* _WHAT TO DO_
Pictures do not belong in the copy. Return all of the entries exactly.
[START]
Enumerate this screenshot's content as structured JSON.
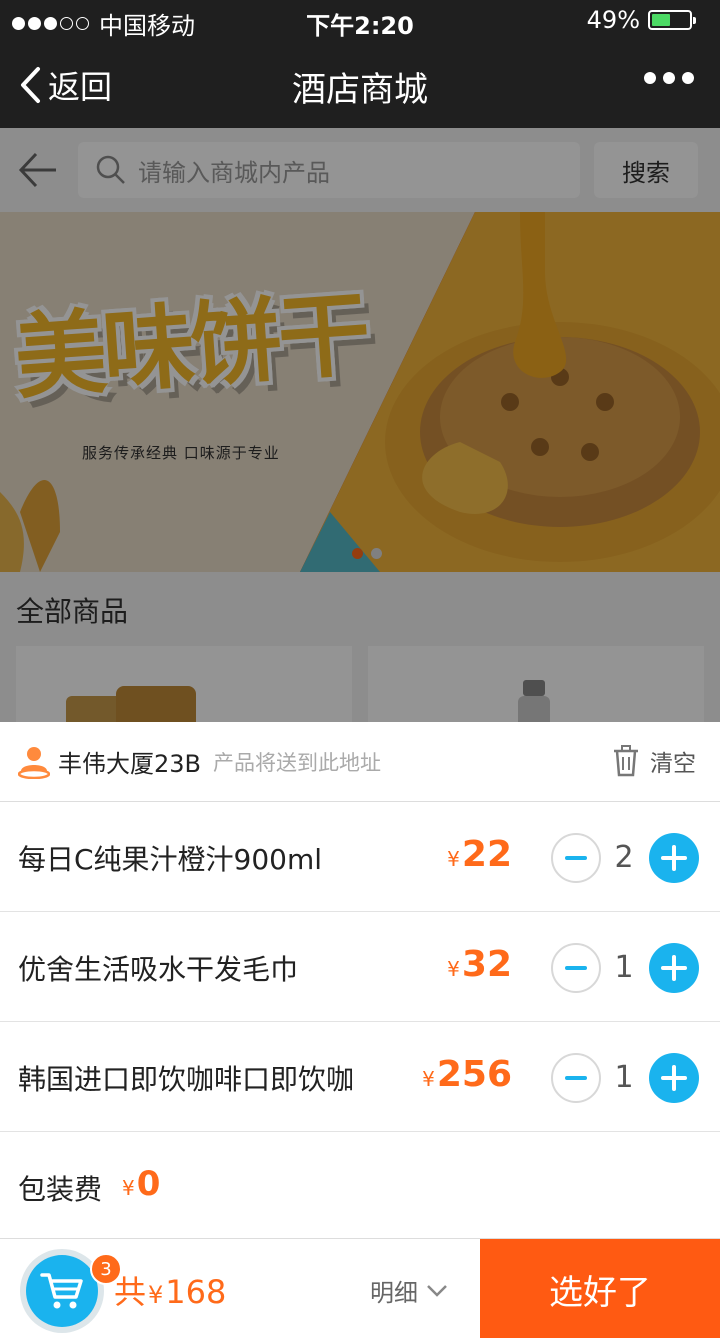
{
  "status_bar": {
    "carrier": "中国移动",
    "time": "下午2:20",
    "battery": "49%",
    "battery_level": 0.49,
    "signal_bars_filled": 3,
    "signal_bars_total": 5
  },
  "nav": {
    "back_label": "返回",
    "title": "酒店商城"
  },
  "search": {
    "placeholder": "请输入商城内产品",
    "button_label": "搜索"
  },
  "banner": {
    "title": "美味饼干",
    "subtitle": "服务传承经典 口味源于专业",
    "slide_count": 2,
    "active_slide": 0
  },
  "goods_section_title": "全部商品",
  "cart": {
    "address": "丰伟大厦23B",
    "address_tip": "产品将送到此地址",
    "clear_label": "清空",
    "currency": "¥",
    "items": [
      {
        "name": "每日C纯果汁橙汁900ml",
        "price": "22",
        "qty": "2"
      },
      {
        "name": "优舍生活吸水干发毛巾",
        "price": "32",
        "qty": "1"
      },
      {
        "name": "韩国进口即饮咖啡口即饮咖",
        "price": "256",
        "qty": "1"
      }
    ],
    "packaging_label": "包装费",
    "packaging_price": "0"
  },
  "bottom_bar": {
    "badge_count": "3",
    "total_prefix": "共",
    "total_amount": "168",
    "detail_label": "明细",
    "submit_label": "选好了"
  },
  "colors": {
    "accent_orange": "#ff6a1a",
    "accent_blue": "#1ab3ee",
    "submit_bg": "#ff5a12",
    "nav_bg": "#1f1f1f"
  }
}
[END]
* _TASK SOLUTION_
Enumerate this screenshot's content as structured JSON.
{
  "status_bar": {
    "carrier": "中国移动",
    "time": "下午2:20",
    "battery": "49%",
    "battery_level": 0.49,
    "signal_bars_filled": 3,
    "signal_bars_total": 5
  },
  "nav": {
    "back_label": "返回",
    "title": "酒店商城"
  },
  "search": {
    "placeholder": "请输入商城内产品",
    "button_label": "搜索"
  },
  "banner": {
    "title": "美味饼干",
    "subtitle": "服务传承经典 口味源于专业",
    "slide_count": 2,
    "active_slide": 0
  },
  "goods_section_title": "全部商品",
  "cart": {
    "address": "丰伟大厦23B",
    "address_tip": "产品将送到此地址",
    "clear_label": "清空",
    "currency": "¥",
    "items": [
      {
        "name": "每日C纯果汁橙汁900ml",
        "price": "22",
        "qty": "2"
      },
      {
        "name": "优舍生活吸水干发毛巾",
        "price": "32",
        "qty": "1"
      },
      {
        "name": "韩国进口即饮咖啡口即饮咖",
        "price": "256",
        "qty": "1"
      }
    ],
    "packaging_label": "包装费",
    "packaging_price": "0"
  },
  "bottom_bar": {
    "badge_count": "3",
    "total_prefix": "共",
    "total_amount": "168",
    "detail_label": "明细",
    "submit_label": "选好了"
  },
  "colors": {
    "accent_orange": "#ff6a1a",
    "accent_blue": "#1ab3ee",
    "submit_bg": "#ff5a12",
    "nav_bg": "#1f1f1f"
  }
}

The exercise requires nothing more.